━━━ DATA PROVIDED ━━━

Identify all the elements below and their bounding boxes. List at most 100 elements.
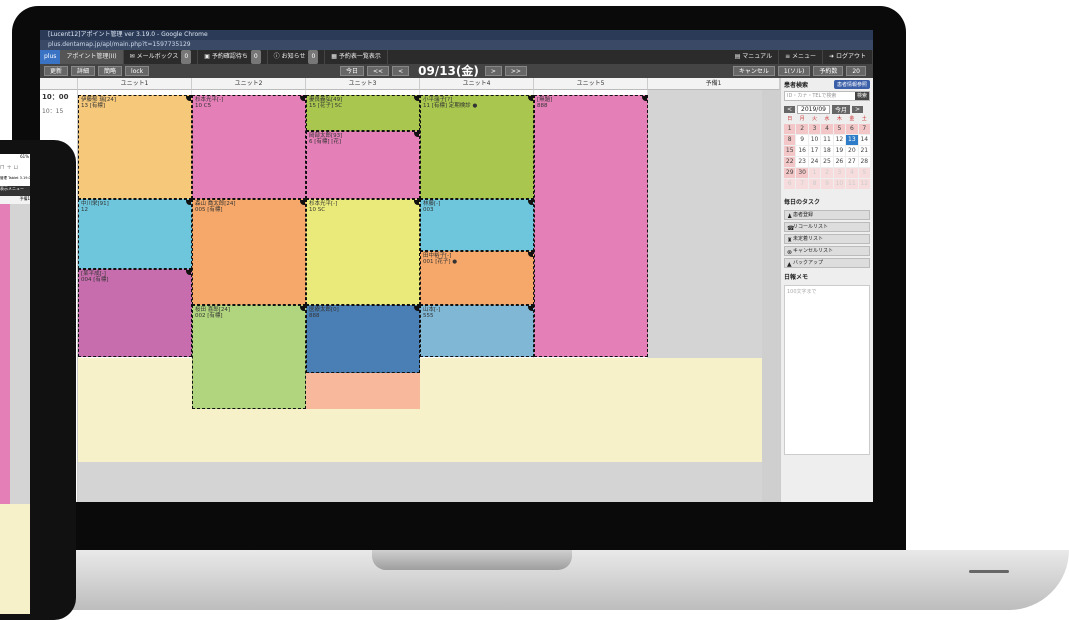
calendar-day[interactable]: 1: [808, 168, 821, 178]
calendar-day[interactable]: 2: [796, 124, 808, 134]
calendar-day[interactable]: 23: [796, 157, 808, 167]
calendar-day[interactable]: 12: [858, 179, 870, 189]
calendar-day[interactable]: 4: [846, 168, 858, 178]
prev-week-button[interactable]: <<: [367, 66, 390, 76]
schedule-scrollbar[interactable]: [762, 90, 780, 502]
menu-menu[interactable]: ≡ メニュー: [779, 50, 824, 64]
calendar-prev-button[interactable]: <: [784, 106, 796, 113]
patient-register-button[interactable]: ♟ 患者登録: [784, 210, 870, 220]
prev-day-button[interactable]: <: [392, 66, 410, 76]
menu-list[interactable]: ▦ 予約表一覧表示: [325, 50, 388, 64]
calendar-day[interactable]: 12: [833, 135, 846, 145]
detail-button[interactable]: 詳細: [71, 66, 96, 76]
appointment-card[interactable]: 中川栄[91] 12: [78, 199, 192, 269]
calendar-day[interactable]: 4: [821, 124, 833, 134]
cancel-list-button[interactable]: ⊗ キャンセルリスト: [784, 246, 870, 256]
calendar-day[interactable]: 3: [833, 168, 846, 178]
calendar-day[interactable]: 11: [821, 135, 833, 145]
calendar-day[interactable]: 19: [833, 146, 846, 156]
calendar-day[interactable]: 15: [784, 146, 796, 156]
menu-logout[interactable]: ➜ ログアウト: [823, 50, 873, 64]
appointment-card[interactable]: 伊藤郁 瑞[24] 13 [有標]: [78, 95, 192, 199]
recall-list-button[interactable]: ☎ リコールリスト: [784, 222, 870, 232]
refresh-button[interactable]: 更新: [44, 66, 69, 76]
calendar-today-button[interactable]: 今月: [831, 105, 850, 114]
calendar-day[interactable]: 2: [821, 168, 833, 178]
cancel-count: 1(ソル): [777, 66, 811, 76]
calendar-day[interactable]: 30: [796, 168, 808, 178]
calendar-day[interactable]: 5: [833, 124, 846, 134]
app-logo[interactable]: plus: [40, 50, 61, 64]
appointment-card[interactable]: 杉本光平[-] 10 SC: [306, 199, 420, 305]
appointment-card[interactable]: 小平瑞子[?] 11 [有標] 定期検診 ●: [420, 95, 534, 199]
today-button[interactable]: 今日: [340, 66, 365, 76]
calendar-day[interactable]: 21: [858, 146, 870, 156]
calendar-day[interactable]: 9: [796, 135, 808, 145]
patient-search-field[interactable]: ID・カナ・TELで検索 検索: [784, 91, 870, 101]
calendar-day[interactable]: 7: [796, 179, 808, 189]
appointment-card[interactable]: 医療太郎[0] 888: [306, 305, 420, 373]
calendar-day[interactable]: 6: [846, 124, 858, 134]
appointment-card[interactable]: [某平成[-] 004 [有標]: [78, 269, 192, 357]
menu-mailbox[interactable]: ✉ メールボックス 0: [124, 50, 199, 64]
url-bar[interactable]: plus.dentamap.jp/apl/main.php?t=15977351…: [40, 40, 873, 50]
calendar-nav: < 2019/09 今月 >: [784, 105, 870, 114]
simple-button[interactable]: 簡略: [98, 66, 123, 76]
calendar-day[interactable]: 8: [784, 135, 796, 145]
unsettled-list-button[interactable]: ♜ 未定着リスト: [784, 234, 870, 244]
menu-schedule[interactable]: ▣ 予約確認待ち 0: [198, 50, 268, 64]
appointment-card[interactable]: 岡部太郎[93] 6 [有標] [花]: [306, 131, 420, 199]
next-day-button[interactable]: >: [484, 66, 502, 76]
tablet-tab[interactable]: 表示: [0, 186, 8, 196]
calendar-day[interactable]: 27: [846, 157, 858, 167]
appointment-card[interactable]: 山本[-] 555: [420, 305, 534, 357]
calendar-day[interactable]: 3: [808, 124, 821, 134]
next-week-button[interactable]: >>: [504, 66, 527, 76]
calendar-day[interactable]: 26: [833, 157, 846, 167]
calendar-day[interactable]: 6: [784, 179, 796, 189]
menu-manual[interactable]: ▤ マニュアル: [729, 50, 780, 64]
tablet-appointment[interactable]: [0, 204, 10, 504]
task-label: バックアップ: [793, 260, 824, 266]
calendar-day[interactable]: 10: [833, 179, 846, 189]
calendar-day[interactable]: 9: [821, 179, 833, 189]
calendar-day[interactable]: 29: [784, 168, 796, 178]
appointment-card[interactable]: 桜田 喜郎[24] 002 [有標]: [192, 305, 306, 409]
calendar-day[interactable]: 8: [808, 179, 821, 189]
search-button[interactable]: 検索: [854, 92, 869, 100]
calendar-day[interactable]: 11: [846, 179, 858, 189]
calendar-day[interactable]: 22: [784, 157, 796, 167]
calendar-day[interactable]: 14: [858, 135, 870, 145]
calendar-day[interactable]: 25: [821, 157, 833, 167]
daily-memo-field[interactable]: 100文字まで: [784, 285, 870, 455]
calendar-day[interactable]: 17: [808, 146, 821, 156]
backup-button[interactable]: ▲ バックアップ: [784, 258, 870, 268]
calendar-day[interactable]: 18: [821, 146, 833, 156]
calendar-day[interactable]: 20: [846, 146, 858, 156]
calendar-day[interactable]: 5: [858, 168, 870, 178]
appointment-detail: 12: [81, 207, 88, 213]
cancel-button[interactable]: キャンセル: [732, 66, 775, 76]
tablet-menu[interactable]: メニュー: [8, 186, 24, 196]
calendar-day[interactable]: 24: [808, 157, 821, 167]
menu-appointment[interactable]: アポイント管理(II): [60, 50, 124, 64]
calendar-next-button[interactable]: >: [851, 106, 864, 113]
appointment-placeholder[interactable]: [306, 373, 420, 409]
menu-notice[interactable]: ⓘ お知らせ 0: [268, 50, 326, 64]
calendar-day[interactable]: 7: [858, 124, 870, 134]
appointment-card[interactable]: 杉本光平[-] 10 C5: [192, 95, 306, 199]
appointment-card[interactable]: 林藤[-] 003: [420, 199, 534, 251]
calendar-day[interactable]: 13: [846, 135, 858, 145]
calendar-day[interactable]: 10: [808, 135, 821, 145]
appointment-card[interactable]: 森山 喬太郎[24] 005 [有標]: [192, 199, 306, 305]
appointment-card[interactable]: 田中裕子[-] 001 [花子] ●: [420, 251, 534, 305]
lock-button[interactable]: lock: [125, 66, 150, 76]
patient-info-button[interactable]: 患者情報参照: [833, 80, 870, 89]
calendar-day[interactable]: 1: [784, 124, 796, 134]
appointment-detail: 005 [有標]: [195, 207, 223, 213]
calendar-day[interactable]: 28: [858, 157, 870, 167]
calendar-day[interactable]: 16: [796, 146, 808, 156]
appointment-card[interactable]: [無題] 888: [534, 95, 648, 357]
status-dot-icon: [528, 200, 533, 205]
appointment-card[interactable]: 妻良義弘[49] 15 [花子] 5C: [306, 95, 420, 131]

━━━
━━━ DATA PROVIDED ━━━

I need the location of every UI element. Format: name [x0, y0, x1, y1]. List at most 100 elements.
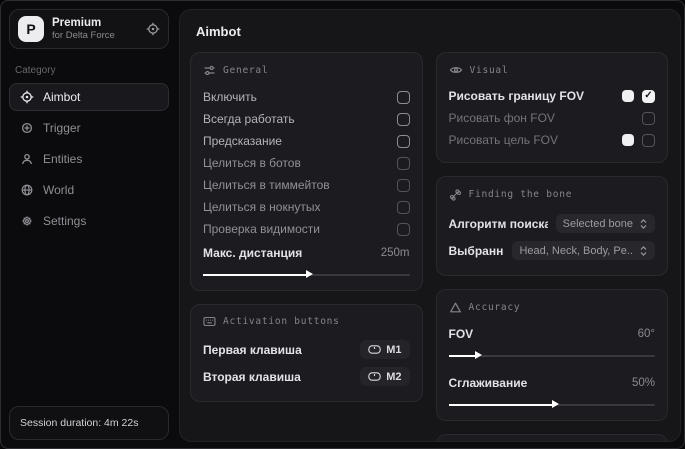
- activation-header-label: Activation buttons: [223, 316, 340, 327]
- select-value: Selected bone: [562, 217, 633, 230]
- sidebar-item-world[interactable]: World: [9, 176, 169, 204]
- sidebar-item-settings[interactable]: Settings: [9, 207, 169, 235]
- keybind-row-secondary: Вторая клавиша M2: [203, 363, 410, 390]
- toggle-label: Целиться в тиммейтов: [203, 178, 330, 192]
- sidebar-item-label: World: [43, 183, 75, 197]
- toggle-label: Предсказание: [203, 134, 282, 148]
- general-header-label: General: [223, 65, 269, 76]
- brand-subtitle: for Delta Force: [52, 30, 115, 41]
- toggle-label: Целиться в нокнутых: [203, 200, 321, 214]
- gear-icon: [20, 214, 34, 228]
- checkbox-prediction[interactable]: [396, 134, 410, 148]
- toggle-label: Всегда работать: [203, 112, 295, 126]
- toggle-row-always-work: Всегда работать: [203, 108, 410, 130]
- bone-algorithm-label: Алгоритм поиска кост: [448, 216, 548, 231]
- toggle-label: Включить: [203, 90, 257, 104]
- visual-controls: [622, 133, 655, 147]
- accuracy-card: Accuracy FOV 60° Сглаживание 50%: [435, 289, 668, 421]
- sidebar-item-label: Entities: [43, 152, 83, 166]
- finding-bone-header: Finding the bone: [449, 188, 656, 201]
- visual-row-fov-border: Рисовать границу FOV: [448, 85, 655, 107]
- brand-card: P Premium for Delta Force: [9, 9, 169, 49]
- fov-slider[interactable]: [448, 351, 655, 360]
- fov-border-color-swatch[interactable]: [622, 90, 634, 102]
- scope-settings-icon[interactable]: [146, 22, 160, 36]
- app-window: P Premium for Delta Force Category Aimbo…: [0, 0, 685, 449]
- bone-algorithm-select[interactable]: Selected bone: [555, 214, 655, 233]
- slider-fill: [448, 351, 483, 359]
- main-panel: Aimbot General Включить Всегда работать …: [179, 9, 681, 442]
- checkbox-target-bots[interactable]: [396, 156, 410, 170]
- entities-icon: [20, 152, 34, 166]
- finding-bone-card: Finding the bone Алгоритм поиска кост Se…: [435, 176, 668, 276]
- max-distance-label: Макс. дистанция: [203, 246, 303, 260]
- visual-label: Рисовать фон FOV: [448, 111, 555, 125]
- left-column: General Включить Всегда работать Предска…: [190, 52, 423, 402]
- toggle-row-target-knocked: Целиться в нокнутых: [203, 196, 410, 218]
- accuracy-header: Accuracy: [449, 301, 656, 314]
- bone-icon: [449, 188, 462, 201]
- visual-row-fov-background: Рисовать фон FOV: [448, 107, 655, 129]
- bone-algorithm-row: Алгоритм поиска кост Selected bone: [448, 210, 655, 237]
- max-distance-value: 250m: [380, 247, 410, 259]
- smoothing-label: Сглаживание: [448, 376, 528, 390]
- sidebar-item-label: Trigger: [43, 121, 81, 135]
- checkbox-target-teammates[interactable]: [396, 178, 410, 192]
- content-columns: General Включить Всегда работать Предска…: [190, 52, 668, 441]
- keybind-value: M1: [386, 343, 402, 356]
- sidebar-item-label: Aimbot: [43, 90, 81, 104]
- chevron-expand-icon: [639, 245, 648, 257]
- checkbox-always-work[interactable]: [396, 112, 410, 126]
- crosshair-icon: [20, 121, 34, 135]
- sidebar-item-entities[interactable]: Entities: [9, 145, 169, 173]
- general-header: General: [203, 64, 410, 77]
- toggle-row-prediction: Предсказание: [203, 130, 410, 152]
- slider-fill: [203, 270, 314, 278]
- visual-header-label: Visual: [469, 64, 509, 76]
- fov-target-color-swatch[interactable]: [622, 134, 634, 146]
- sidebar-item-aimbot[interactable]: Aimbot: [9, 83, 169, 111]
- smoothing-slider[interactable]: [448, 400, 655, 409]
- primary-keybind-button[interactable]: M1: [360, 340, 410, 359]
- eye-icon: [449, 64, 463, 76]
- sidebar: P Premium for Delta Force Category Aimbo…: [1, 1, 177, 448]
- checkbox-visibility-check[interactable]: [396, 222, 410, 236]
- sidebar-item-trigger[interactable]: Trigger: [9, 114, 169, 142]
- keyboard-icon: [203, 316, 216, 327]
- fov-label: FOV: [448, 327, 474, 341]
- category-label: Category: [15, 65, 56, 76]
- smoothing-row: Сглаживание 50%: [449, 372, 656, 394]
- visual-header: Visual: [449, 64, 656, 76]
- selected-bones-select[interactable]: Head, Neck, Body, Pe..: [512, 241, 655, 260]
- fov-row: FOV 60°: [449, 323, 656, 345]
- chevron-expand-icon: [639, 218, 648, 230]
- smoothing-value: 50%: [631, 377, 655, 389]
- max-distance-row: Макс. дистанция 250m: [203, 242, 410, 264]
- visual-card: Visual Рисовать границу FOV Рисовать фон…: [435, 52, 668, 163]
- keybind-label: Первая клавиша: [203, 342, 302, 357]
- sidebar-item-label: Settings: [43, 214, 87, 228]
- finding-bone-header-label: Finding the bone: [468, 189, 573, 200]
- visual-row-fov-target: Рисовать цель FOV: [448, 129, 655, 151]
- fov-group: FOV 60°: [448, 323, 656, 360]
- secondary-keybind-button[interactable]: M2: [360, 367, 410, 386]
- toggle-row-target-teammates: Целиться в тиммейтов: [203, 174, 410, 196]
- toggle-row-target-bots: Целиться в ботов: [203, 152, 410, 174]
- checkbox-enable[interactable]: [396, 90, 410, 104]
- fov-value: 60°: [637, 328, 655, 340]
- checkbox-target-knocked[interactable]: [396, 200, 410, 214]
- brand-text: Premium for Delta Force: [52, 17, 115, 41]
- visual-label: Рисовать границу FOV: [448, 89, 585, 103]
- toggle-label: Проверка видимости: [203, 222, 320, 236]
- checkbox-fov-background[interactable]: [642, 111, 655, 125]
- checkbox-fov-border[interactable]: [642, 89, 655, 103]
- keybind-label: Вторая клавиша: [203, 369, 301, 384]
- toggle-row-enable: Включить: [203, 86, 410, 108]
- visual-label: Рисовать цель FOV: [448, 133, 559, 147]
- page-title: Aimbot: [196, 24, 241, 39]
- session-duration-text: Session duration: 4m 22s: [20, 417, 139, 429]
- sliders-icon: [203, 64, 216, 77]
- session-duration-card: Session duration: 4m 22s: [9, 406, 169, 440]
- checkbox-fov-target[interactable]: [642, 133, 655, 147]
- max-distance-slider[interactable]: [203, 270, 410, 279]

━━━

* [REQUIREMENTS] Repeat verbatim the part of the lines above that opens with the line containing "calendar-day[interactable]: 1: [808, 168, 821, 178]" and closes with the line containing "calendar-day[interactable]: 4: [846, 168, 858, 178]", both of those lines included.

* [OUTPUT FOR THIS TASK]
calendar-day[interactable]: 1: [808, 168, 821, 178]
calendar-day[interactable]: 2: [796, 124, 808, 134]
calendar-day[interactable]: 23: [796, 157, 808, 167]
calendar-day[interactable]: 12: [858, 179, 870, 189]
calendar-day[interactable]: 4: [846, 168, 858, 178]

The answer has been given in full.